Task objective >> Exactly as written, print each record in the listing.

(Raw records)

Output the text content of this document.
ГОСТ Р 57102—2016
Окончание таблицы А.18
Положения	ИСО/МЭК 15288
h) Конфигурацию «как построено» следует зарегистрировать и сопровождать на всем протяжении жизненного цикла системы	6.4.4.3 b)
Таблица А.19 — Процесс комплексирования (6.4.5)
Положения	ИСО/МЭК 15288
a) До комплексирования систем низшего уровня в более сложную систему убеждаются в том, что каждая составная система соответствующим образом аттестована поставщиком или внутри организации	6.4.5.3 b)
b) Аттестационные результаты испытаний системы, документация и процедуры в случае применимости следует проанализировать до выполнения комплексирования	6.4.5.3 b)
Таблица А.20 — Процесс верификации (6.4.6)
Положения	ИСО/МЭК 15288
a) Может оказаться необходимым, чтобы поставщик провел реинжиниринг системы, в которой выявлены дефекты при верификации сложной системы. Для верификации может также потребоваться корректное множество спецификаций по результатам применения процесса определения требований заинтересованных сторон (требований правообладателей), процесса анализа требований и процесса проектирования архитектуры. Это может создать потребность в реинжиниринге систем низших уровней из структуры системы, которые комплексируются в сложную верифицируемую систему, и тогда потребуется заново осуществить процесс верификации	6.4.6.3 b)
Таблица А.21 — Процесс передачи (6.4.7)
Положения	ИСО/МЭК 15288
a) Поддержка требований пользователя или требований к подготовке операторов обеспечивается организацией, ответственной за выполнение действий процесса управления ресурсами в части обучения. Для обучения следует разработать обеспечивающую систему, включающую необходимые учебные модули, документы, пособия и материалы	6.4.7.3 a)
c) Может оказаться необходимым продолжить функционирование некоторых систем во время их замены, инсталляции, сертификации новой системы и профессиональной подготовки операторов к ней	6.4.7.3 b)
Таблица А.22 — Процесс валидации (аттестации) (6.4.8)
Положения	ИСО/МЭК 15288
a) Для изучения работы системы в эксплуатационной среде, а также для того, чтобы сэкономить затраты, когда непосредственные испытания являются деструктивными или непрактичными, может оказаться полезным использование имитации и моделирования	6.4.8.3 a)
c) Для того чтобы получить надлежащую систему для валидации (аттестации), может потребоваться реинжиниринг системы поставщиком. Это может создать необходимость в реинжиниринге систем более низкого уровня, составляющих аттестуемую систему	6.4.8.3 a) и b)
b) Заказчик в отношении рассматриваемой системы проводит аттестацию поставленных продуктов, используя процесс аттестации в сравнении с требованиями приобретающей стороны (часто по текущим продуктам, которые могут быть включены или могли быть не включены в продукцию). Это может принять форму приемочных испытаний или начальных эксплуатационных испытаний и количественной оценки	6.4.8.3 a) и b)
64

The solution >>
Output the text content of this document.
ГОСТ Р 57102—2016
Окончание таблицы А.18
Положения	ИСО/МЭК 15288
h) Конфигурацию «как построено» следует зарегистрировать и сопровождать на всем протяжении жизненного цикла системы	6.4.4.3 b)
Таблица А.19 — Процесс комплексирования (6.4.5)
Положения	ИСО/МЭК 15288
a) До комплексирования систем низшего уровня в более сложную систему убеждаются в том, что каждая составная система соответствующим образом аттестована поставщиком или внутри организации	6.4.5.3 b)
b) Аттестационные результаты испытаний системы, документация и процедуры в случае применимости следует проанализировать до выполнения комплексирования	6.4.5.3 b)
Таблица А.20 — Процесс верификации (6.4.6)
Положения	ИСО/МЭК 15288
a) Может оказаться необходимым, чтобы поставщик провел реинжиниринг системы, в которой выявлены дефекты при верификации сложной системы. Для верификации может также потребоваться корректное множество спецификаций по результатам применения процесса определения требований заинтересованных сторон (требований правообладателей), процесса анализа требований и процесса проектирования архитектуры. Это может создать потребность в реинжиниринге систем низших уровней из структуры системы, которые комплексируются в сложную верифицируемую систему, и тогда потребуется заново осуществить процесс верификации	6.4.6.3 b)
Таблица А.21 — Процесс передачи (6.4.7)
Положения	ИСО/МЭК 15288
a) Поддержка требований пользователя или требований к подготовке операторов обеспечивается организацией, ответственной за выполнение действий процесса управления ресурсами в части обучения. Для обучения следует разработать обеспечивающую систему, включающую необходимые учебные модули, документы, пособия и материалы	6.4.7.3 a)
c) Может оказаться необходимым продолжить функционирование некоторых систем во время их замены, инсталляции, сертификации новой системы и профессиональной подготовки операторов к ней	6.4.7.3 b)
Таблица А.22 — Процесс валидации (аттестации) (6.4.8)
Положения	ИСО/МЭК 15288
a) Для изучения работы системы в эксплуатационной среде, а также для того, чтобы сэкономить затраты, когда непосредственные испытания являются деструктивными или непрактичными, может оказаться полезным использование имитации и моделирования	6.4.8.3 a)
c) Для того чтобы получить надлежащую систему для валидации (аттестации), может потребоваться реинжиниринг системы поставщиком. Это может создать необходимость в реинжиниринге систем более низкого уровня, составляющих аттестуемую систему	6.4.8.3 a) и b)
b) Заказчик в отношении рассматриваемой системы проводит аттестацию поставленных продуктов, используя процесс аттестации в сравнении с требованиями приобретающей стороны (часто по текущим продуктам, которые могут быть включены или могли быть не включены в продукцию). Это может принять форму приемочных испытаний или начальных эксплуатационных испытаний и количественной оценки	6.4.8.3 a) и b)
64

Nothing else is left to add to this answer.